• _Directions for this task_:
Would you transcribe the whole listing exactly, minus its pictures?

• _Stored entries_:
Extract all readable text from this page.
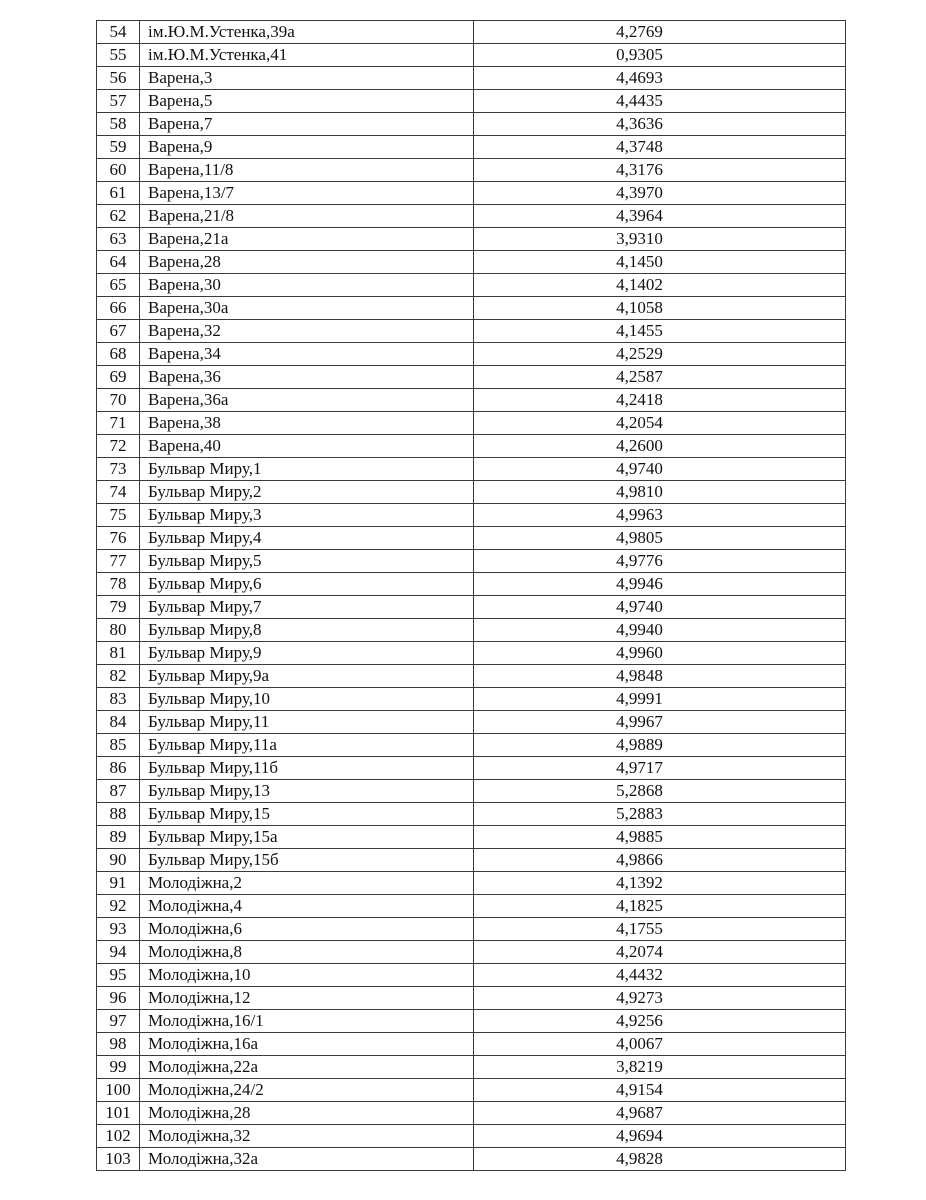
54	ім.Ю.М.Устенка,39а	4,2769
55	ім.Ю.М.Устенка,41	0,9305
56	Варена,3	4,4693
57	Варена,5	4,4435
58	Варена,7	4,3636
59	Варена,9	4,3748
60	Варена,11/8	4,3176
61	Варена,13/7	4,3970
62	Варена,21/8	4,3964
63	Варена,21а	3,9310
64	Варена,28	4,1450
65	Варена,30	4,1402
66	Варена,30а	4,1058
67	Варена,32	4,1455
68	Варена,34	4,2529
69	Варена,36	4,2587
70	Варена,36а	4,2418
71	Варена,38	4,2054
72	Варена,40	4,2600
73	Бульвар Миру,1	4,9740
74	Бульвар Миру,2	4,9810
75	Бульвар Миру,3	4,9963
76	Бульвар Миру,4	4,9805
77	Бульвар Миру,5	4,9776
78	Бульвар Миру,6	4,9946
79	Бульвар Миру,7	4,9740
80	Бульвар Миру,8	4,9940
81	Бульвар Миру,9	4,9960
82	Бульвар Миру,9а	4,9848
83	Бульвар Миру,10	4,9991
84	Бульвар Миру,11	4,9967
85	Бульвар Миру,11а	4,9889
86	Бульвар Миру,11б	4,9717
87	Бульвар Миру,13	5,2868
88	Бульвар Миру,15	5,2883
89	Бульвар Миру,15а	4,9885
90	Бульвар Миру,15б	4,9866
91	Молодіжна,2	4,1392
92	Молодіжна,4	4,1825
93	Молодіжна,6	4,1755
94	Молодіжна,8	4,2074
95	Молодіжна,10	4,4432
96	Молодіжна,12	4,9273
97	Молодіжна,16/1	4,9256
98	Молодіжна,16а	4,0067
99	Молодіжна,22а	3,8219
100	Молодіжна,24/2	4,9154
101	Молодіжна,28	4,9687
102	Молодіжна,32	4,9694
103	Молодіжна,32а	4,9828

• _Right answer_:
Extract all readable text from this page.
54	ім.Ю.М.Устенка,39а	4,2769
55	ім.Ю.М.Устенка,41	0,9305
56	Варена,3	4,4693
57	Варена,5	4,4435
58	Варена,7	4,3636
59	Варена,9	4,3748
60	Варена,11/8	4,3176
61	Варена,13/7	4,3970
62	Варена,21/8	4,3964
63	Варена,21а	3,9310
64	Варена,28	4,1450
65	Варена,30	4,1402
66	Варена,30а	4,1058
67	Варена,32	4,1455
68	Варена,34	4,2529
69	Варена,36	4,2587
70	Варена,36а	4,2418
71	Варена,38	4,2054
72	Варена,40	4,2600
73	Бульвар Миру,1	4,9740
74	Бульвар Миру,2	4,9810
75	Бульвар Миру,3	4,9963
76	Бульвар Миру,4	4,9805
77	Бульвар Миру,5	4,9776
78	Бульвар Миру,6	4,9946
79	Бульвар Миру,7	4,9740
80	Бульвар Миру,8	4,9940
81	Бульвар Миру,9	4,9960
82	Бульвар Миру,9а	4,9848
83	Бульвар Миру,10	4,9991
84	Бульвар Миру,11	4,9967
85	Бульвар Миру,11а	4,9889
86	Бульвар Миру,11б	4,9717
87	Бульвар Миру,13	5,2868
88	Бульвар Миру,15	5,2883
89	Бульвар Миру,15а	4,9885
90	Бульвар Миру,15б	4,9866
91	Молодіжна,2	4,1392
92	Молодіжна,4	4,1825
93	Молодіжна,6	4,1755
94	Молодіжна,8	4,2074
95	Молодіжна,10	4,4432
96	Молодіжна,12	4,9273
97	Молодіжна,16/1	4,9256
98	Молодіжна,16а	4,0067
99	Молодіжна,22а	3,8219
100	Молодіжна,24/2	4,9154
101	Молодіжна,28	4,9687
102	Молодіжна,32	4,9694
103	Молодіжна,32а	4,9828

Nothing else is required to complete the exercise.